§ **Trecho do texto**:
»»
De fato, os militares tinham uma longa tradição de intervenção nos assuntos políticos, desde o próprio golpe de derrocada da monarquia e de proclamação da República, até as crises político-militares dos governos JK e Jânio Quadros, passando pelas revoltas tenentistas dos anos 1920, pela revolução que derrubou a Velha República, pelo golpe que instaurou a ditadura do Estado Novo, em 1937, e também pelo que determinou sua extinção, em outubro de 1945. Depois, eles foram ativos participantes dos diversos episódios de turbulência da República de 1946, em especial em meados dos anos 1950, até culminar na implantação do parlamentarismo, em 1961, no bojo de nova crise, e na derrubada dessa República, menos de três anos depois.
««
§ **Dados fornecidos**:
»»
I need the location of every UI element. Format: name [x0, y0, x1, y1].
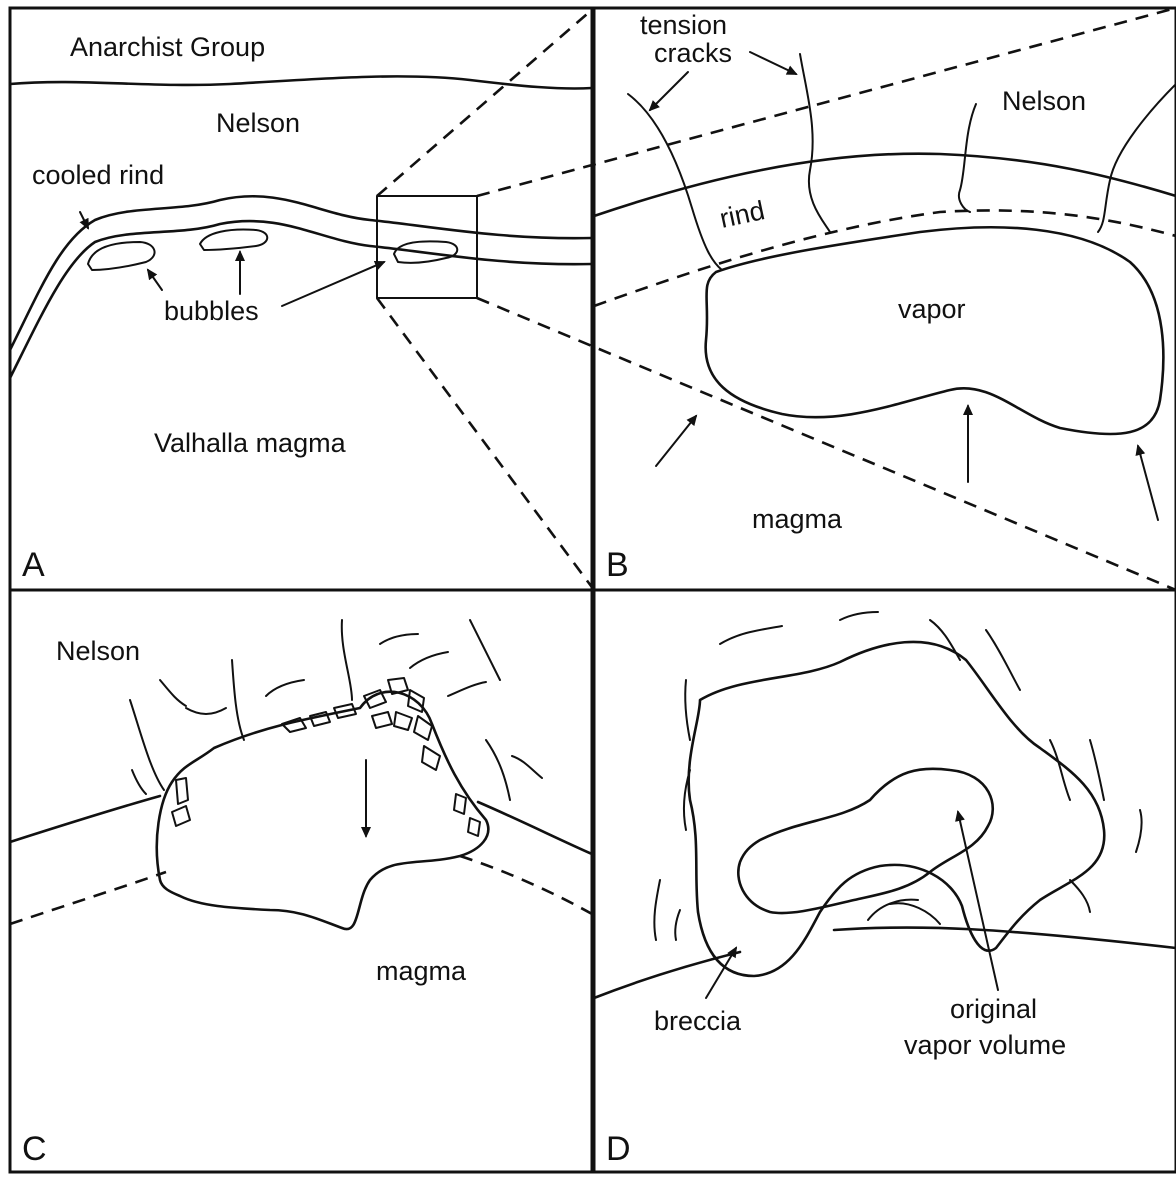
««
§ **Tarefa a realizar**:
Dê continuidade ao trecho sobre a intervenção dos militares na política brasileira, começando logo após a última frase.

§ **Resposta da tarefa**:
Desde meados da década anterior, nos estertores do segundo governo Vargas, o Brasil vivia em permanente crise político-militar, agravando-se as turbulências no início dos anos 1960 em função do comportamento bizarro do presidente eleito Jânio Quadros e da momentosa posse do vice-presidente (eleito pela chapa concorrente) João Goulart. A situação, durante os seus três anos de mandato (primeiro em regime parlamentarista, depois no retorno ao presidencialismo), se caracterizava por constantes greves, inflação crescente, quebra de autoridade em diversas instâncias do poder estatal, inclusive no âmbito das Forças Armadas, e intensa radicalização política por parte dos movimentos que pretendiam para o Brasil opção semelhante à dos países comunistas, indo até, em certos meios, à preparação para a guerrilha rural, em moldes cubanos ou chineses.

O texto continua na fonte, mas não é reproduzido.